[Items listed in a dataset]
* begin *

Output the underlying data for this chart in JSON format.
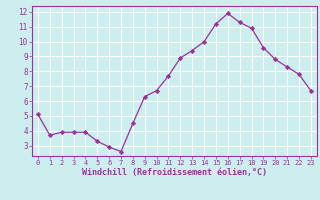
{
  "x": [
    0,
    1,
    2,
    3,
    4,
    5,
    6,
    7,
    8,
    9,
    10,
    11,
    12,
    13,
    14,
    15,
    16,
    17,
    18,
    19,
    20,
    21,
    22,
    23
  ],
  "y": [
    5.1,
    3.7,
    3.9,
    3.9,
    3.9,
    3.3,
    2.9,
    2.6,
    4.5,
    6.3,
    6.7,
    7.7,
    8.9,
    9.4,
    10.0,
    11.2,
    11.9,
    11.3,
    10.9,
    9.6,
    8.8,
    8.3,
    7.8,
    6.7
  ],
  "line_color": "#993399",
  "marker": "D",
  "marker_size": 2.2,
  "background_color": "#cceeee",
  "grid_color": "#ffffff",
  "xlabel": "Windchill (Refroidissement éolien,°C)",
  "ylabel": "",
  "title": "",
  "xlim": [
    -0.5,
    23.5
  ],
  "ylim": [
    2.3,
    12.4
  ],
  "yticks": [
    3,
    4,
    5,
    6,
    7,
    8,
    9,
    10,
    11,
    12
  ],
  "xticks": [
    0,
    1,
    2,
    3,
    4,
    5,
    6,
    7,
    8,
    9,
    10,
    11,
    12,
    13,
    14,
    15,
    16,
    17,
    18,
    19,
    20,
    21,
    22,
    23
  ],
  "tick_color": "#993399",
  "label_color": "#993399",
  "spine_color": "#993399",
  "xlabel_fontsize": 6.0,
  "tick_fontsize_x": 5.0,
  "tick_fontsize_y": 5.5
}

* end *
* begin *

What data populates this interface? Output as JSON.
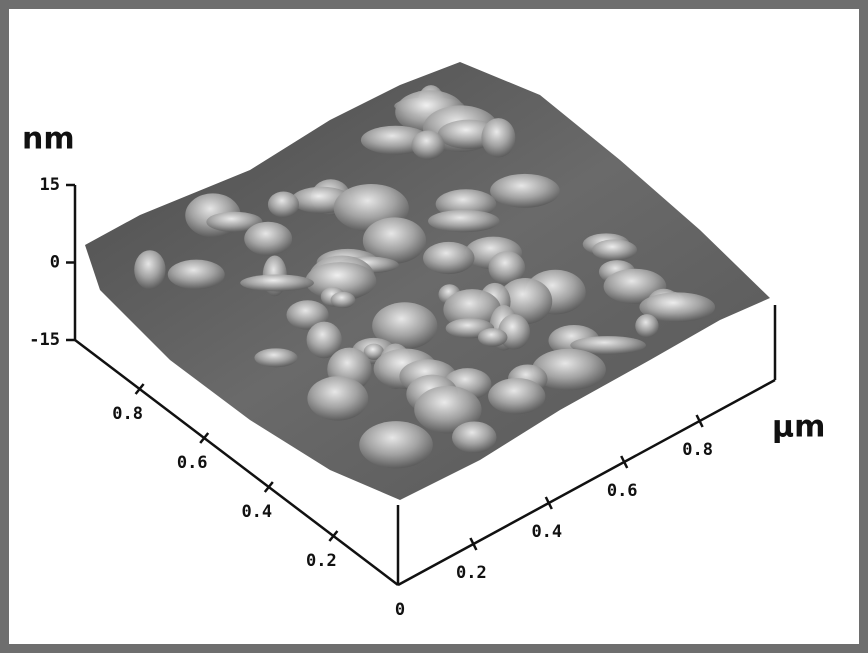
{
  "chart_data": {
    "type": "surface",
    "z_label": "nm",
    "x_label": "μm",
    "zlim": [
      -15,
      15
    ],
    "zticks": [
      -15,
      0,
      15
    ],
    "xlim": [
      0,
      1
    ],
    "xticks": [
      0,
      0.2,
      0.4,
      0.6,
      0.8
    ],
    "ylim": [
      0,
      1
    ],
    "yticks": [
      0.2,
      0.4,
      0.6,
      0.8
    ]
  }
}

* end *

WHAT THIS TASK INVOLVES
Above are some records. Report the number of their lines that include "Output", and add nothing else.

WRITTEN SOLUTION
2